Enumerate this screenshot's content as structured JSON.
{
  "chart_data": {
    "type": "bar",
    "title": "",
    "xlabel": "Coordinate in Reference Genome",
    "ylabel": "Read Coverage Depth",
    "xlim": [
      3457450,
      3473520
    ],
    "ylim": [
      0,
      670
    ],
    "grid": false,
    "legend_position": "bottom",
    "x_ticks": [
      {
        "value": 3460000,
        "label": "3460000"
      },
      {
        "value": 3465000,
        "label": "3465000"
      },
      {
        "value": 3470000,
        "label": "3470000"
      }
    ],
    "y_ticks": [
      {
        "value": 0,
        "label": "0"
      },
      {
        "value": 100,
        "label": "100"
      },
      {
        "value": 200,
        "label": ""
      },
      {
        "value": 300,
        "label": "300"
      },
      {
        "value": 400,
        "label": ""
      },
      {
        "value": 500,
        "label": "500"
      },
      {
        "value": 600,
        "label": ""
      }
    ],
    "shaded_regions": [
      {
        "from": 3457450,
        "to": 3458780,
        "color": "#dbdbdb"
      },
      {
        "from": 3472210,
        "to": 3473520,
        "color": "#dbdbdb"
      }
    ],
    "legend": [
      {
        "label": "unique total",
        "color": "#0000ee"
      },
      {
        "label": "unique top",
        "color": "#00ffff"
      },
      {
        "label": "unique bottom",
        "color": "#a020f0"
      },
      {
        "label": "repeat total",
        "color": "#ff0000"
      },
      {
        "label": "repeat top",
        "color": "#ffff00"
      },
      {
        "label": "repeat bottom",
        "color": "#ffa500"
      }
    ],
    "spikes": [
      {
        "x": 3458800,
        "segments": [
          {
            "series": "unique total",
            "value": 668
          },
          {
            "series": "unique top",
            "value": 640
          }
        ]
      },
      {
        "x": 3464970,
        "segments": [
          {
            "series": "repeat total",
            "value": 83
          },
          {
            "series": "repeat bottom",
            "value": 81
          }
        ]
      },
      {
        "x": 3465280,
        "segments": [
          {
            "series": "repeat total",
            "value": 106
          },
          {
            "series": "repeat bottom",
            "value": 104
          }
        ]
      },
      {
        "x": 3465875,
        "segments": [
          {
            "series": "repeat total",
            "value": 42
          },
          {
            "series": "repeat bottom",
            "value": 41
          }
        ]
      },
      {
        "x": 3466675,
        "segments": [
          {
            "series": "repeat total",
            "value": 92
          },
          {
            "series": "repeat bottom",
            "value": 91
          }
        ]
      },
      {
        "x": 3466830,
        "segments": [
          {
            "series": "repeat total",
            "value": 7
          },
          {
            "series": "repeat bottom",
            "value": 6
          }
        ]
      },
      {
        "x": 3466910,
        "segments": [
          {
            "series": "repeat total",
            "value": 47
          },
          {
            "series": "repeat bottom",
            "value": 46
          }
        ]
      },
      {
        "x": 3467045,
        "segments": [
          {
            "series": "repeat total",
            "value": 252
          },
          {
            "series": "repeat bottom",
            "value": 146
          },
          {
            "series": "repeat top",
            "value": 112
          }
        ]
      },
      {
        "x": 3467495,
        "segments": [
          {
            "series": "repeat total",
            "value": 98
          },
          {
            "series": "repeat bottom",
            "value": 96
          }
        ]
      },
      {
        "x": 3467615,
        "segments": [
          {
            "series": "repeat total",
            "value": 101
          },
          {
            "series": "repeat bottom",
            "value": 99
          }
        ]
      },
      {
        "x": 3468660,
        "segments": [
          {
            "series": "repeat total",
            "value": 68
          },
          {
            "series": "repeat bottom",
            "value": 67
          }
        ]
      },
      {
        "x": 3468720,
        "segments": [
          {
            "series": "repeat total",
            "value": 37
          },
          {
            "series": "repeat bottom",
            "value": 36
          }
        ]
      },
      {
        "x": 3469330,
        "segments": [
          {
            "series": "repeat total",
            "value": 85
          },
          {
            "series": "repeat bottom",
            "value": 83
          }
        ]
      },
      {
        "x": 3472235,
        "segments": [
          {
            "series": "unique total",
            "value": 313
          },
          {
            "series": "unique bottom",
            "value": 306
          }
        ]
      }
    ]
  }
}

++++++++++++++++++++

_Exercise:_ Produce the records once again, exactly as they stand above.

_Exercise solution:_
Enumerate this screenshot's content as structured JSON.
{
  "chart_data": {
    "type": "bar",
    "title": "",
    "xlabel": "Coordinate in Reference Genome",
    "ylabel": "Read Coverage Depth",
    "xlim": [
      3457450,
      3473520
    ],
    "ylim": [
      0,
      670
    ],
    "grid": false,
    "legend_position": "bottom",
    "x_ticks": [
      {
        "value": 3460000,
        "label": "3460000"
      },
      {
        "value": 3465000,
        "label": "3465000"
      },
      {
        "value": 3470000,
        "label": "3470000"
      }
    ],
    "y_ticks": [
      {
        "value": 0,
        "label": "0"
      },
      {
        "value": 100,
        "label": "100"
      },
      {
        "value": 200,
        "label": ""
      },
      {
        "value": 300,
        "label": "300"
      },
      {
        "value": 400,
        "label": ""
      },
      {
        "value": 500,
        "label": "500"
      },
      {
        "value": 600,
        "label": ""
      }
    ],
    "shaded_regions": [
      {
        "from": 3457450,
        "to": 3458780,
        "color": "#dbdbdb"
      },
      {
        "from": 3472210,
        "to": 3473520,
        "color": "#dbdbdb"
      }
    ],
    "legend": [
      {
        "label": "unique total",
        "color": "#0000ee"
      },
      {
        "label": "unique top",
        "color": "#00ffff"
      },
      {
        "label": "unique bottom",
        "color": "#a020f0"
      },
      {
        "label": "repeat total",
        "color": "#ff0000"
      },
      {
        "label": "repeat top",
        "color": "#ffff00"
      },
      {
        "label": "repeat bottom",
        "color": "#ffa500"
      }
    ],
    "spikes": [
      {
        "x": 3458800,
        "segments": [
          {
            "series": "unique total",
            "value": 668
          },
          {
            "series": "unique top",
            "value": 640
          }
        ]
      },
      {
        "x": 3464970,
        "segments": [
          {
            "series": "repeat total",
            "value": 83
          },
          {
            "series": "repeat bottom",
            "value": 81
          }
        ]
      },
      {
        "x": 3465280,
        "segments": [
          {
            "series": "repeat total",
            "value": 106
          },
          {
            "series": "repeat bottom",
            "value": 104
          }
        ]
      },
      {
        "x": 3465875,
        "segments": [
          {
            "series": "repeat total",
            "value": 42
          },
          {
            "series": "repeat bottom",
            "value": 41
          }
        ]
      },
      {
        "x": 3466675,
        "segments": [
          {
            "series": "repeat total",
            "value": 92
          },
          {
            "series": "repeat bottom",
            "value": 91
          }
        ]
      },
      {
        "x": 3466830,
        "segments": [
          {
            "series": "repeat total",
            "value": 7
          },
          {
            "series": "repeat bottom",
            "value": 6
          }
        ]
      },
      {
        "x": 3466910,
        "segments": [
          {
            "series": "repeat total",
            "value": 47
          },
          {
            "series": "repeat bottom",
            "value": 46
          }
        ]
      },
      {
        "x": 3467045,
        "segments": [
          {
            "series": "repeat total",
            "value": 252
          },
          {
            "series": "repeat bottom",
            "value": 146
          },
          {
            "series": "repeat top",
            "value": 112
          }
        ]
      },
      {
        "x": 3467495,
        "segments": [
          {
            "series": "repeat total",
            "value": 98
          },
          {
            "series": "repeat bottom",
            "value": 96
          }
        ]
      },
      {
        "x": 3467615,
        "segments": [
          {
            "series": "repeat total",
            "value": 101
          },
          {
            "series": "repeat bottom",
            "value": 99
          }
        ]
      },
      {
        "x": 3468660,
        "segments": [
          {
            "series": "repeat total",
            "value": 68
          },
          {
            "series": "repeat bottom",
            "value": 67
          }
        ]
      },
      {
        "x": 3468720,
        "segments": [
          {
            "series": "repeat total",
            "value": 37
          },
          {
            "series": "repeat bottom",
            "value": 36
          }
        ]
      },
      {
        "x": 3469330,
        "segments": [
          {
            "series": "repeat total",
            "value": 85
          },
          {
            "series": "repeat bottom",
            "value": 83
          }
        ]
      },
      {
        "x": 3472235,
        "segments": [
          {
            "series": "unique total",
            "value": 313
          },
          {
            "series": "unique bottom",
            "value": 306
          }
        ]
      }
    ]
  }
}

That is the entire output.